§ **WHAT TO PRODUCE**: Write out the records again, exactly, leaving none out.

(Rows from a figure dataset)
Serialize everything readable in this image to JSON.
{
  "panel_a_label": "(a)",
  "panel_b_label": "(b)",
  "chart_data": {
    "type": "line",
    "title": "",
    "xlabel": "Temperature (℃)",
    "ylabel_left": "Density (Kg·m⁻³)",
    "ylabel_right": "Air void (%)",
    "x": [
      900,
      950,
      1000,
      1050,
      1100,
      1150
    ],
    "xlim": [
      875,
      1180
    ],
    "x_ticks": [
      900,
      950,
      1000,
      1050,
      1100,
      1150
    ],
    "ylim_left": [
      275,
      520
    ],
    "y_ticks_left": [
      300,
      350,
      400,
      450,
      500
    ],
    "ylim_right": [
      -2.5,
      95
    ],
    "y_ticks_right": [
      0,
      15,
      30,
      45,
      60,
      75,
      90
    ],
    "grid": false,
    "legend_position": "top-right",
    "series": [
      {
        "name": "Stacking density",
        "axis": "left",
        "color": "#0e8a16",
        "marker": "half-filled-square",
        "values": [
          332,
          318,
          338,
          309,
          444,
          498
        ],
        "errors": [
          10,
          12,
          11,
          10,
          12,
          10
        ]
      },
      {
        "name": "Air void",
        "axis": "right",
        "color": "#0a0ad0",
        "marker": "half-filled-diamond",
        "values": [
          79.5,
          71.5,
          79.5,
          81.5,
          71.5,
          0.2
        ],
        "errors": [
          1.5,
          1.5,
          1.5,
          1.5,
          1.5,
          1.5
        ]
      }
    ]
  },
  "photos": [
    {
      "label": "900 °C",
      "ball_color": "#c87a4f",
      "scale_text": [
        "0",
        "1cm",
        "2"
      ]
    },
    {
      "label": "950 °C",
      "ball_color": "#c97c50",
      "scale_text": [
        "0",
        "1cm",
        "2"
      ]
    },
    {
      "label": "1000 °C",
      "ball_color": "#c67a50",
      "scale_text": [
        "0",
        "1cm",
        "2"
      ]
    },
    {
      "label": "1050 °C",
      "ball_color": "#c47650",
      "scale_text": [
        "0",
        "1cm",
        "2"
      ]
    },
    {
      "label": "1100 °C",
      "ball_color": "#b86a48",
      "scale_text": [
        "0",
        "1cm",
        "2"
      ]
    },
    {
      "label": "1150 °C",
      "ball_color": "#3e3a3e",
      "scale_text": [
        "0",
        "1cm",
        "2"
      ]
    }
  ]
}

§ **RESPONSE TO THE TASK**:
Serialize everything readable in this image to JSON.
{
  "panel_a_label": "(a)",
  "panel_b_label": "(b)",
  "chart_data": {
    "type": "line",
    "title": "",
    "xlabel": "Temperature (℃)",
    "ylabel_left": "Density (Kg·m⁻³)",
    "ylabel_right": "Air void (%)",
    "x": [
      900,
      950,
      1000,
      1050,
      1100,
      1150
    ],
    "xlim": [
      875,
      1180
    ],
    "x_ticks": [
      900,
      950,
      1000,
      1050,
      1100,
      1150
    ],
    "ylim_left": [
      275,
      520
    ],
    "y_ticks_left": [
      300,
      350,
      400,
      450,
      500
    ],
    "ylim_right": [
      -2.5,
      95
    ],
    "y_ticks_right": [
      0,
      15,
      30,
      45,
      60,
      75,
      90
    ],
    "grid": false,
    "legend_position": "top-right",
    "series": [
      {
        "name": "Stacking density",
        "axis": "left",
        "color": "#0e8a16",
        "marker": "half-filled-square",
        "values": [
          332,
          318,
          338,
          309,
          444,
          498
        ],
        "errors": [
          10,
          12,
          11,
          10,
          12,
          10
        ]
      },
      {
        "name": "Air void",
        "axis": "right",
        "color": "#0a0ad0",
        "marker": "half-filled-diamond",
        "values": [
          79.5,
          71.5,
          79.5,
          81.5,
          71.5,
          0.2
        ],
        "errors": [
          1.5,
          1.5,
          1.5,
          1.5,
          1.5,
          1.5
        ]
      }
    ]
  },
  "photos": [
    {
      "label": "900 °C",
      "ball_color": "#c87a4f",
      "scale_text": [
        "0",
        "1cm",
        "2"
      ]
    },
    {
      "label": "950 °C",
      "ball_color": "#c97c50",
      "scale_text": [
        "0",
        "1cm",
        "2"
      ]
    },
    {
      "label": "1000 °C",
      "ball_color": "#c67a50",
      "scale_text": [
        "0",
        "1cm",
        "2"
      ]
    },
    {
      "label": "1050 °C",
      "ball_color": "#c47650",
      "scale_text": [
        "0",
        "1cm",
        "2"
      ]
    },
    {
      "label": "1100 °C",
      "ball_color": "#b86a48",
      "scale_text": [
        "0",
        "1cm",
        "2"
      ]
    },
    {
      "label": "1150 °C",
      "ball_color": "#3e3a3e",
      "scale_text": [
        "0",
        "1cm",
        "2"
      ]
    }
  ]
}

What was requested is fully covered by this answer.